--- BEGIN Raw data ---
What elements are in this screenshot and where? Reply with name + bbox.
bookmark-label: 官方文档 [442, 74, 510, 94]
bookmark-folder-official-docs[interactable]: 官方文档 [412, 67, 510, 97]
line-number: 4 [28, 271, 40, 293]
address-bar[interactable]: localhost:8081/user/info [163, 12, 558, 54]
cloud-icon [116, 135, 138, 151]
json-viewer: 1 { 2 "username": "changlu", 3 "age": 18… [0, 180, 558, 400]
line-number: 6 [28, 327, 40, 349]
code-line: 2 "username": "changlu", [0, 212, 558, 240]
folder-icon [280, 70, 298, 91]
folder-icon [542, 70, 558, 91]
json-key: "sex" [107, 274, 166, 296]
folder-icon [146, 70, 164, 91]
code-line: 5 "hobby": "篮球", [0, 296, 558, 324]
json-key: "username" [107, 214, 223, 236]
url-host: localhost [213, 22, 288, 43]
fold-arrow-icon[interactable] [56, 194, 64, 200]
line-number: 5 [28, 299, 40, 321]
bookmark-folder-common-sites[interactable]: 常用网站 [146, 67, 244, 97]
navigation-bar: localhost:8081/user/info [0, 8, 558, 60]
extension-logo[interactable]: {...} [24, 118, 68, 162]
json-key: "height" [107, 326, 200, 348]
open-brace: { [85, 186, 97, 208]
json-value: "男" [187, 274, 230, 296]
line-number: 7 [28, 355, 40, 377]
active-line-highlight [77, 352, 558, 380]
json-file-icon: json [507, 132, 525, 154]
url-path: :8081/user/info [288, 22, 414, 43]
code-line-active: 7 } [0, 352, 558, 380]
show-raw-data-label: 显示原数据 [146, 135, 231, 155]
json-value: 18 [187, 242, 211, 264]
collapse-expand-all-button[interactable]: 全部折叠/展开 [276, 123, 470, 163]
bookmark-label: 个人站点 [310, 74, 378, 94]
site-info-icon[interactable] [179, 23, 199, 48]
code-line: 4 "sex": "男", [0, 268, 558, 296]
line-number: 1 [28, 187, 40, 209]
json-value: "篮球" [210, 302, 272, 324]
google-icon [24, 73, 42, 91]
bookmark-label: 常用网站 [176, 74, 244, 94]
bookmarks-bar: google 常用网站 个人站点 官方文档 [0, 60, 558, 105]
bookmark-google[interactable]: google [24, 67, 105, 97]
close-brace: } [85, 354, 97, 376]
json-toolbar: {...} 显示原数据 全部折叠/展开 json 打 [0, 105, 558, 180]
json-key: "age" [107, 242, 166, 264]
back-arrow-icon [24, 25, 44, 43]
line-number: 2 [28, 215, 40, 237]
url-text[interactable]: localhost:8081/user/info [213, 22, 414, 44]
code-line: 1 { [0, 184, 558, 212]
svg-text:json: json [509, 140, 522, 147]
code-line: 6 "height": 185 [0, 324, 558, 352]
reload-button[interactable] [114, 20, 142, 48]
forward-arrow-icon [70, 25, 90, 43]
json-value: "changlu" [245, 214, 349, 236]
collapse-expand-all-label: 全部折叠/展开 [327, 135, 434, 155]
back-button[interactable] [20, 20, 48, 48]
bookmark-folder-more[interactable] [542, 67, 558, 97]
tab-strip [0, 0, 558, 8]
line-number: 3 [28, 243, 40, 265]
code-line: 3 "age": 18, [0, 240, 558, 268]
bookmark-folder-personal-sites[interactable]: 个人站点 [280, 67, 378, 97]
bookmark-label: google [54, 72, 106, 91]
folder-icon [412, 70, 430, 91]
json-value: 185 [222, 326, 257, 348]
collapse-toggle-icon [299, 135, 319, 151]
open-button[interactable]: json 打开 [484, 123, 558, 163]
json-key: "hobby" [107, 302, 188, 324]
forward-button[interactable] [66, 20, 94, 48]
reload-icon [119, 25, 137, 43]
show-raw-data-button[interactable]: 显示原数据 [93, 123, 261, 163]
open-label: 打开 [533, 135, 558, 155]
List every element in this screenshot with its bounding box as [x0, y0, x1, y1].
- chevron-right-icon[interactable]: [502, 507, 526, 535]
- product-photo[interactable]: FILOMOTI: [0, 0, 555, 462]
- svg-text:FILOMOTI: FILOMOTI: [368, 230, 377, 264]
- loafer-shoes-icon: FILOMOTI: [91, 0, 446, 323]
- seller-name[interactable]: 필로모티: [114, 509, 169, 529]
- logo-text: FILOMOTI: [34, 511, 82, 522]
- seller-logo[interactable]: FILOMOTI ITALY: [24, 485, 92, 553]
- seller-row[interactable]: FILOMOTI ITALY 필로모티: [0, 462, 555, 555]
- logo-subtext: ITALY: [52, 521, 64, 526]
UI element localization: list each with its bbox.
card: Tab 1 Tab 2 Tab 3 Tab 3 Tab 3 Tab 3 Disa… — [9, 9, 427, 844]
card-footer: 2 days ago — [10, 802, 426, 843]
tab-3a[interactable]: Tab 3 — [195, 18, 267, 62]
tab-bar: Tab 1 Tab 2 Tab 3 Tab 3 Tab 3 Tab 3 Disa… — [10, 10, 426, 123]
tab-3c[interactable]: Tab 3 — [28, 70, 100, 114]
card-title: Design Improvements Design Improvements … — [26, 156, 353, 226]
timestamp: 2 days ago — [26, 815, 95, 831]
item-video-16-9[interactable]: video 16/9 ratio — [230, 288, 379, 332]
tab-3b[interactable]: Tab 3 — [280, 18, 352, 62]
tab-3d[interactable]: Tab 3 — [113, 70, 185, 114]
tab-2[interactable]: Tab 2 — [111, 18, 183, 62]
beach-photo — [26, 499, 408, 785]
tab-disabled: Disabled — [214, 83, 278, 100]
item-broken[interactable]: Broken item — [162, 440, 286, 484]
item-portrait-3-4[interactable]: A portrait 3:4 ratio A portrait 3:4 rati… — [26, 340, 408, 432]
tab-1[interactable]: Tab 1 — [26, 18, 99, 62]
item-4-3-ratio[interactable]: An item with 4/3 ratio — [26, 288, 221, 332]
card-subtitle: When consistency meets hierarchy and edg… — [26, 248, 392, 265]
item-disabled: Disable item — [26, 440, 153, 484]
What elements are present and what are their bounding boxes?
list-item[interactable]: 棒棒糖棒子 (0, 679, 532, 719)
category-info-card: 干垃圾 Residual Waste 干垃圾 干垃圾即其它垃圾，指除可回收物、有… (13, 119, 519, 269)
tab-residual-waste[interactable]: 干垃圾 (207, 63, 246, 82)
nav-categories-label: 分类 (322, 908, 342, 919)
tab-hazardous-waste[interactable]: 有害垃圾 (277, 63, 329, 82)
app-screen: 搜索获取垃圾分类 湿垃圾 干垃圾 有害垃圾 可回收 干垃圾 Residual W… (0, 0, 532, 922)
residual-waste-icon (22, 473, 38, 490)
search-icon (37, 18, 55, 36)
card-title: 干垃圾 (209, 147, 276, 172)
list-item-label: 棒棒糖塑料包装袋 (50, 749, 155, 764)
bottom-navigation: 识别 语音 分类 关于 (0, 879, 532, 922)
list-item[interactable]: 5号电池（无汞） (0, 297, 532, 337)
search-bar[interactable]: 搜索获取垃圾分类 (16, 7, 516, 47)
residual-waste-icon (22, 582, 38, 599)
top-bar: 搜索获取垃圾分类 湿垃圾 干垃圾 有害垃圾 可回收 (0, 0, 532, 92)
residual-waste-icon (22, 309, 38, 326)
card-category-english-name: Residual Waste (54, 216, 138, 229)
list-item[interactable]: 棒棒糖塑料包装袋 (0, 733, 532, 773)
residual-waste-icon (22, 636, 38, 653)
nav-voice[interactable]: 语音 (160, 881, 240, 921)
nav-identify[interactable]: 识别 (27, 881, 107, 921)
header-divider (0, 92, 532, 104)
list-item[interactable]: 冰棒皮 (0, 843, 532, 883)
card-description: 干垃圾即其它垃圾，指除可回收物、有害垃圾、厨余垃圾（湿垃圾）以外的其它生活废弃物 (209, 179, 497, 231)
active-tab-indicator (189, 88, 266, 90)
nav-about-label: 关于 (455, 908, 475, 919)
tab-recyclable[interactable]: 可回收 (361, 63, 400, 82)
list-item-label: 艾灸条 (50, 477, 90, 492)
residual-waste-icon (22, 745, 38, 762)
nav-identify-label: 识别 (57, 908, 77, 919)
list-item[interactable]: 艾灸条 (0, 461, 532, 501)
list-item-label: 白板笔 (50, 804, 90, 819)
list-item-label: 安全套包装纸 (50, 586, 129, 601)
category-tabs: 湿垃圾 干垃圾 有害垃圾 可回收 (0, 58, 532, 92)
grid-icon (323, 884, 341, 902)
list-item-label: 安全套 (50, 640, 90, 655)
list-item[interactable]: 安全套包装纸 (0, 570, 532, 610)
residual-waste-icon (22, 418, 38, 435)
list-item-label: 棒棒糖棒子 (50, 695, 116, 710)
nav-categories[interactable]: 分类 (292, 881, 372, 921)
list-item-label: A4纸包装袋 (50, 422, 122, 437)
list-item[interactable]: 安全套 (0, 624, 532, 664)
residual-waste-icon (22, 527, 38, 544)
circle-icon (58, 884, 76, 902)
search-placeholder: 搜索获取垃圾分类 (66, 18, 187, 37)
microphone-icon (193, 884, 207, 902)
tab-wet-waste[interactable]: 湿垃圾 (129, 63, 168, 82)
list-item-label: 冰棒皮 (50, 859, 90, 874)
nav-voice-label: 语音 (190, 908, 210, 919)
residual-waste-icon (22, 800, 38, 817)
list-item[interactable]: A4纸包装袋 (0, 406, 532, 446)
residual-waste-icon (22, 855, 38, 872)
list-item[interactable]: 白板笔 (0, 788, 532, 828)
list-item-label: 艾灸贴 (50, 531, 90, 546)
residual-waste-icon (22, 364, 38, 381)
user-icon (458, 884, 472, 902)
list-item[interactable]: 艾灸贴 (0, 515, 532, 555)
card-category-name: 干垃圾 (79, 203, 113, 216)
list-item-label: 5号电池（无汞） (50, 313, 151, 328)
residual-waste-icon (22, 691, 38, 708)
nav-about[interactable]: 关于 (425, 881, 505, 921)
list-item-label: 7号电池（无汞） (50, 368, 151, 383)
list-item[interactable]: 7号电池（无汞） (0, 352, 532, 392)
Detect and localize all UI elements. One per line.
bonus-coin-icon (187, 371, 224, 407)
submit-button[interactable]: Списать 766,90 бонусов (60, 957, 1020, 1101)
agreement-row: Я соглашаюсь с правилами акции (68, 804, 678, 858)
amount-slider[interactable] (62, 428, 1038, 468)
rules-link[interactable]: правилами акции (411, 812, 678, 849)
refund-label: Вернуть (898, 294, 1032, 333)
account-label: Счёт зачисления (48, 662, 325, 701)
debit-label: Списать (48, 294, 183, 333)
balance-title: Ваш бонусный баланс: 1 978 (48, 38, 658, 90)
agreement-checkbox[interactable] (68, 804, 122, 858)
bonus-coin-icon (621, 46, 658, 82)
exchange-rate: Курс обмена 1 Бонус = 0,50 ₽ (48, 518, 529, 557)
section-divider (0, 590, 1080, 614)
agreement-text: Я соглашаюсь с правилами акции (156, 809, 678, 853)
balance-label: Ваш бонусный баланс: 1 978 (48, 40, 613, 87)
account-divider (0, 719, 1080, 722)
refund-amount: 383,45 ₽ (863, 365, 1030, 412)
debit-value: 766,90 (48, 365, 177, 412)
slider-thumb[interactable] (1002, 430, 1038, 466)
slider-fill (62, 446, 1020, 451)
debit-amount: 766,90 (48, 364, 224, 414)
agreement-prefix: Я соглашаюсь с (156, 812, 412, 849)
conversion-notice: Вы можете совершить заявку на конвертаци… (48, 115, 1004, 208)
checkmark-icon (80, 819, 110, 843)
--- END Raw data ---
* Problem to solve *
Reproduce the material from its first line through the line containing "back-arrow-icon [24, 25, 44, 43]", swapping "bookmark-label" for "bookmark-text" wherever it occurs and leaving everything else unchanged.

* Solution to this problem *
What elements are in this screenshot and where? Reply with name + bbox.
bookmark-text: 官方文档 [442, 74, 510, 94]
bookmark-folder-official-docs[interactable]: 官方文档 [412, 67, 510, 97]
line-number: 4 [28, 271, 40, 293]
address-bar[interactable]: localhost:8081/user/info [163, 12, 558, 54]
cloud-icon [116, 135, 138, 151]
json-viewer: 1 { 2 "username": "changlu", 3 "age": 18… [0, 180, 558, 400]
line-number: 6 [28, 327, 40, 349]
code-line: 2 "username": "changlu", [0, 212, 558, 240]
folder-icon [280, 70, 298, 91]
folder-icon [542, 70, 558, 91]
json-key: "sex" [107, 274, 166, 296]
folder-icon [146, 70, 164, 91]
code-line: 5 "hobby": "篮球", [0, 296, 558, 324]
json-key: "username" [107, 214, 223, 236]
url-host: localhost [213, 22, 288, 43]
fold-arrow-icon[interactable] [56, 194, 64, 200]
line-number: 5 [28, 299, 40, 321]
bookmark-folder-common-sites[interactable]: 常用网站 [146, 67, 244, 97]
navigation-bar: localhost:8081/user/info [0, 8, 558, 60]
extension-logo[interactable]: {...} [24, 118, 68, 162]
json-key: "height" [107, 326, 200, 348]
open-brace: { [85, 186, 97, 208]
json-value: "男" [187, 274, 230, 296]
line-number: 7 [28, 355, 40, 377]
active-line-highlight [77, 352, 558, 380]
json-file-icon: json [507, 132, 525, 154]
url-path: :8081/user/info [288, 22, 414, 43]
code-line-active: 7 } [0, 352, 558, 380]
show-raw-data-label: 显示原数据 [146, 135, 231, 155]
json-value: 18 [187, 242, 211, 264]
collapse-expand-all-button[interactable]: 全部折叠/展开 [276, 123, 470, 163]
bookmark-text: 个人站点 [310, 74, 378, 94]
site-info-icon[interactable] [179, 23, 199, 48]
code-line: 4 "sex": "男", [0, 268, 558, 296]
line-number: 1 [28, 187, 40, 209]
json-value: "篮球" [210, 302, 272, 324]
google-icon [24, 73, 42, 91]
bookmark-text: 常用网站 [176, 74, 244, 94]
bookmarks-bar: google 常用网站 个人站点 官方文档 [0, 60, 558, 105]
bookmark-google[interactable]: google [24, 67, 105, 97]
close-brace: } [85, 354, 97, 376]
json-toolbar: {...} 显示原数据 全部折叠/展开 json 打 [0, 105, 558, 180]
json-key: "age" [107, 242, 166, 264]
back-arrow-icon [24, 25, 44, 43]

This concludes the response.